• [AIM OF THE TASK]:
Scan the data for "resistente" and copy the lines it appears in.

• [DATA LISTING]:
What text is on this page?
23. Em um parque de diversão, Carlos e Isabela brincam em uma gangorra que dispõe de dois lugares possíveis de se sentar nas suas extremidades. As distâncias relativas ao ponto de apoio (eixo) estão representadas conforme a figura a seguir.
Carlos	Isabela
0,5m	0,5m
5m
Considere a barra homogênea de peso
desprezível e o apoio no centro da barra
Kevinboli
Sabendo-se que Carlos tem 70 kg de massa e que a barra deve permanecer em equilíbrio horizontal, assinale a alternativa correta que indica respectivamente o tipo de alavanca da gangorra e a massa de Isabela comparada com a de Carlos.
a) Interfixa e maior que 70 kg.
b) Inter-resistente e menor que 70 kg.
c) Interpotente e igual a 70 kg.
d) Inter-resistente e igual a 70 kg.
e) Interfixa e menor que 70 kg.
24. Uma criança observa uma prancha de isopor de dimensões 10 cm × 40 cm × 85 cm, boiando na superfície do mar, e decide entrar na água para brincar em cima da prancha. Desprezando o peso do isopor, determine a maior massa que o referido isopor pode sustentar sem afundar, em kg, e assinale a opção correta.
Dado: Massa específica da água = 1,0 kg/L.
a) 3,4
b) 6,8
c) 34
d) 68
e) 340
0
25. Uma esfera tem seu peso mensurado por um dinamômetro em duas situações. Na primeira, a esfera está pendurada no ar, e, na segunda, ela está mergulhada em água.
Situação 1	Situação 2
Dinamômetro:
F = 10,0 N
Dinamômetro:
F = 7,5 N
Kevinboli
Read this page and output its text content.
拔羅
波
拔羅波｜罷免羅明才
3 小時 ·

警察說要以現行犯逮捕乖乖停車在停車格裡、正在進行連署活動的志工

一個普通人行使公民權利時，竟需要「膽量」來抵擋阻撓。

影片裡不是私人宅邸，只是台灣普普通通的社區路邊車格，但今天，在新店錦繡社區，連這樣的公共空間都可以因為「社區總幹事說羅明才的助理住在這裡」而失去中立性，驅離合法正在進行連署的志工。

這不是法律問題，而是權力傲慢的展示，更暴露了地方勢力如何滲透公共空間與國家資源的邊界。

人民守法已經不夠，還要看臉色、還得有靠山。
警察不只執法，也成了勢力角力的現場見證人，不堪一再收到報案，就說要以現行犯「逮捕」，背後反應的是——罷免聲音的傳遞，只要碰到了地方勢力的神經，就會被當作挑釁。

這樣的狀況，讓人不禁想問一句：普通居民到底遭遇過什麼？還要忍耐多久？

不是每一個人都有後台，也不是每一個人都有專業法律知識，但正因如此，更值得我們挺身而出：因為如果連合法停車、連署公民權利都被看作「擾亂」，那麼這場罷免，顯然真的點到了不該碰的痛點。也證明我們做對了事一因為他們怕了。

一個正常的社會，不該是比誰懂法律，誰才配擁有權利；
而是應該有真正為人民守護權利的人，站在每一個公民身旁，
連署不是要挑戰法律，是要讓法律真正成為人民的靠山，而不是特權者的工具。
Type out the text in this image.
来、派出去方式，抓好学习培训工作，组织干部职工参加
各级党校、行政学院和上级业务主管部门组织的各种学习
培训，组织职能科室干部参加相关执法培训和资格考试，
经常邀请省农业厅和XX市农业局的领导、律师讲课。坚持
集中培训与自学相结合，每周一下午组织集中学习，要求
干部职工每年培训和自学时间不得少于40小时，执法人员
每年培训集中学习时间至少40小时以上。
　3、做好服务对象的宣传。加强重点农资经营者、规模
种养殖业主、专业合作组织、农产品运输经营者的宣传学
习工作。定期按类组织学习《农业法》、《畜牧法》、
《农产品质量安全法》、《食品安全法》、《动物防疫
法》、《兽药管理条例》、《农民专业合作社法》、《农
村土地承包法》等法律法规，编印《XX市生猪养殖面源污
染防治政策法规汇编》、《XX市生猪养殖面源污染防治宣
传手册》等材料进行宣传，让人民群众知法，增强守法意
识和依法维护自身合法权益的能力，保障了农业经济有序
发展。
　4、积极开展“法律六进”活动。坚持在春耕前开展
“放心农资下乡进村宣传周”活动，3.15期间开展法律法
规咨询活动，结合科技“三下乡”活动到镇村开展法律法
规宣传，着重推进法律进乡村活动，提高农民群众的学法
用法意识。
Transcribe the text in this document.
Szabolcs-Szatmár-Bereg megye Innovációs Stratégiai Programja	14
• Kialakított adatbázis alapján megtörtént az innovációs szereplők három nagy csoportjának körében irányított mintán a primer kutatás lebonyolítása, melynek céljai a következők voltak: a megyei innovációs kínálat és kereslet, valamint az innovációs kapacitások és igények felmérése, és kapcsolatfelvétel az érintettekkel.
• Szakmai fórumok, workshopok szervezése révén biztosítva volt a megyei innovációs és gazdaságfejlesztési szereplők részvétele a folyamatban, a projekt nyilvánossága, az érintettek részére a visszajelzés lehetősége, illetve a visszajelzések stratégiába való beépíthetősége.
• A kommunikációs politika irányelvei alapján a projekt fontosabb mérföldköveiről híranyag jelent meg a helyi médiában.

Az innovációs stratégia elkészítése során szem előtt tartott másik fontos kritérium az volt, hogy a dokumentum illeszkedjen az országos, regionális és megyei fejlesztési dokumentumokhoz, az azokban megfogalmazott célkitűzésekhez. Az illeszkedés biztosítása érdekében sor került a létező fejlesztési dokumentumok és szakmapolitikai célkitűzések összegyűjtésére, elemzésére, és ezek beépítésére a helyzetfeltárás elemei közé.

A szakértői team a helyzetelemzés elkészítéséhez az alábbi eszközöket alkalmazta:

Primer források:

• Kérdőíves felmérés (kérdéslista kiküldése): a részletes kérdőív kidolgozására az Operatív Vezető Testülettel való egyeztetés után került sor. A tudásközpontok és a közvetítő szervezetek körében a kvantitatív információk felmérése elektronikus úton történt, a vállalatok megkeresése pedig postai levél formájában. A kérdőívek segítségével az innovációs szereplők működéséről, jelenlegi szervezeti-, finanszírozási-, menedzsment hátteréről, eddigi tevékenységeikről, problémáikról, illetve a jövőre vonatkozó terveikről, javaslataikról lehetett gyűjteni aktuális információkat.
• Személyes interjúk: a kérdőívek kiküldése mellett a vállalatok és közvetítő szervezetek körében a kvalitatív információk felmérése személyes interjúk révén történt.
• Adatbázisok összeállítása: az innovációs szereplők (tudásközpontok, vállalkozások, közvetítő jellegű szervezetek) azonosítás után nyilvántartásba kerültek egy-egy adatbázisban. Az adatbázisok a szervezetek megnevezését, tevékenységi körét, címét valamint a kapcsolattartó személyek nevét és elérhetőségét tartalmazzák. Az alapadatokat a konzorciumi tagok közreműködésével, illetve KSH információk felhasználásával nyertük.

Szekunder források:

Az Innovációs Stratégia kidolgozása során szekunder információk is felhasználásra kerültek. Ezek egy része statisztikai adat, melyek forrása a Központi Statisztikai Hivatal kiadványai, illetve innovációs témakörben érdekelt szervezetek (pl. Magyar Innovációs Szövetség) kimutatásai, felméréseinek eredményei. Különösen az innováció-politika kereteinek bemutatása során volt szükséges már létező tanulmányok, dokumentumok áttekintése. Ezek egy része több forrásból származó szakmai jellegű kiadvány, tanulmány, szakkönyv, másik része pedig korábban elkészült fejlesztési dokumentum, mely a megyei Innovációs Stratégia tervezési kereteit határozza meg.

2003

• [WRITTEN ANSWER]:
b) Inter-resistente e menor que 70 kg.
d) Inter-resistente e igual a 70 kg.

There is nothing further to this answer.